WRITTEN TASK =
Find each line containing the string "Submit" and return it.

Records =
+ + + +

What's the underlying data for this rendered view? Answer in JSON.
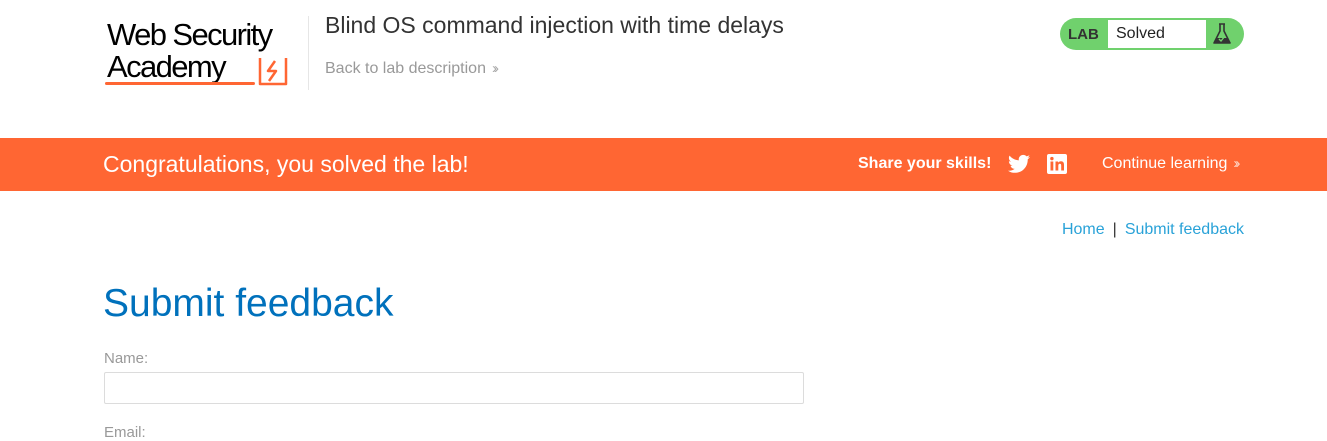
{
  "header": {
    "logo_line1": "Web Security",
    "logo_line2": "Academy",
    "lab_title": "Blind OS command injection with time delays",
    "back_link": "Back to lab description",
    "status_tag": "LAB",
    "status_value": "Solved",
    "status_icon": "flask-icon"
  },
  "banner": {
    "message": "Congratulations, you solved the lab!",
    "share_label": "Share your skills!",
    "share_icons": [
      "twitter-icon",
      "linkedin-icon"
    ],
    "continue_label": "Continue learning"
  },
  "breadcrumb": {
    "home": "Home",
    "separator": "|",
    "current": "Submit feedback"
  },
  "main": {
    "title": "Submit feedback",
    "name_label": "Name:",
    "name_value": "",
    "email_label": "Email:"
  },
  "colors": {
    "accent": "#ff6633",
    "status_green": "#70d16d",
    "title_blue": "#0071bc",
    "link_blue": "#29a2d8"
  }
}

+ + + +

FINAL RESULT =
    "current": "Submit feedback"
    "title": "Submit feedback",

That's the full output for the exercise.